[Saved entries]
Begin

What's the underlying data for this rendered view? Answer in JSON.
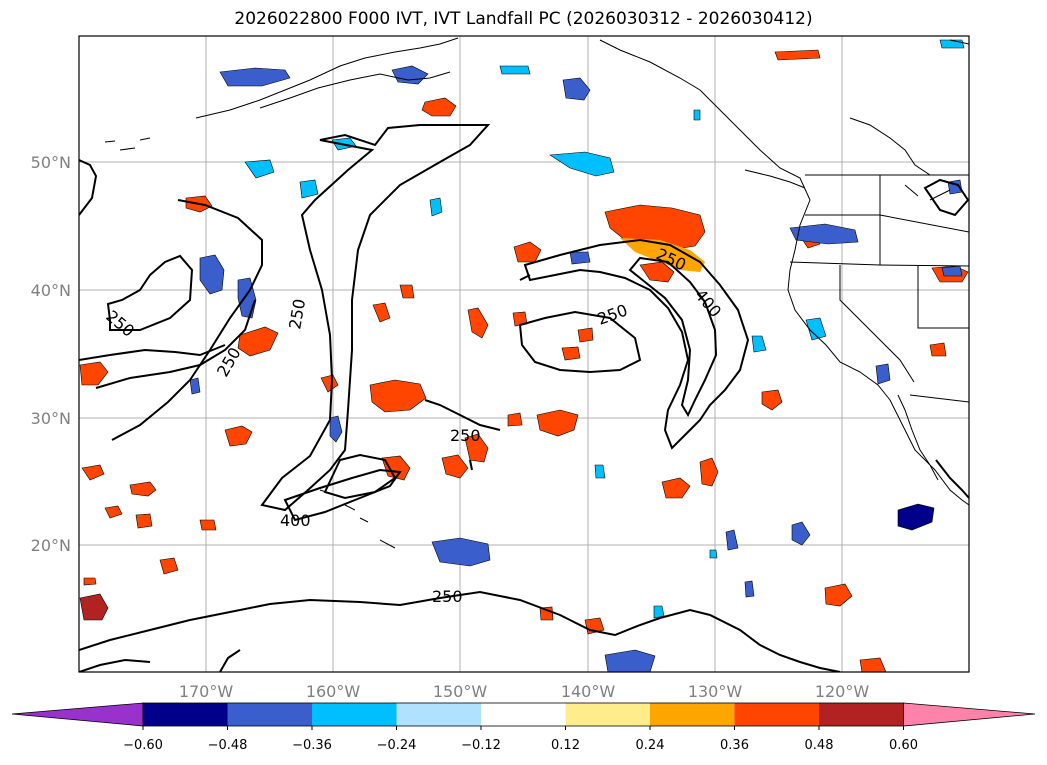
{
  "title": "2026022800 F000 IVT, IVT Landfall PC (2026030312 - 2026030412)",
  "lon_labels": [
    "170°W",
    "160°W",
    "150°W",
    "140°W",
    "130°W",
    "120°W"
  ],
  "lat_labels": [
    "50°N",
    "40°N",
    "30°N",
    "20°N"
  ],
  "contour_labels": [
    "250",
    "250",
    "250",
    "250",
    "250",
    "250",
    "400",
    "400",
    "250"
  ],
  "colorbar": {
    "ticks": [
      "−0.60",
      "−0.48",
      "−0.36",
      "−0.24",
      "−0.12",
      "0.12",
      "0.24",
      "0.36",
      "0.48",
      "0.60"
    ],
    "colors": [
      "#9932cc",
      "#00008b",
      "#3a5fcd",
      "#00bfff",
      "#b0e2ff",
      "#ffffff",
      "#ffec8b",
      "#ffa500",
      "#ff4500",
      "#b22222",
      "#ff82ab"
    ]
  }
}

End

- _Stated problem_
Write out the records above exactly as they stand, leaving out every picture.

- _Answer_
What's the underlying data for this rendered view? Answer in JSON.
{
  "title": "2026022800 F000 IVT, IVT Landfall PC (2026030312 - 2026030412)",
  "lon_labels": [
    "170°W",
    "160°W",
    "150°W",
    "140°W",
    "130°W",
    "120°W"
  ],
  "lat_labels": [
    "50°N",
    "40°N",
    "30°N",
    "20°N"
  ],
  "contour_labels": [
    "250",
    "250",
    "250",
    "250",
    "250",
    "250",
    "400",
    "400",
    "250"
  ],
  "colorbar": {
    "ticks": [
      "−0.60",
      "−0.48",
      "−0.36",
      "−0.24",
      "−0.12",
      "0.12",
      "0.24",
      "0.36",
      "0.48",
      "0.60"
    ],
    "colors": [
      "#9932cc",
      "#00008b",
      "#3a5fcd",
      "#00bfff",
      "#b0e2ff",
      "#ffffff",
      "#ffec8b",
      "#ffa500",
      "#ff4500",
      "#b22222",
      "#ff82ab"
    ]
  }
}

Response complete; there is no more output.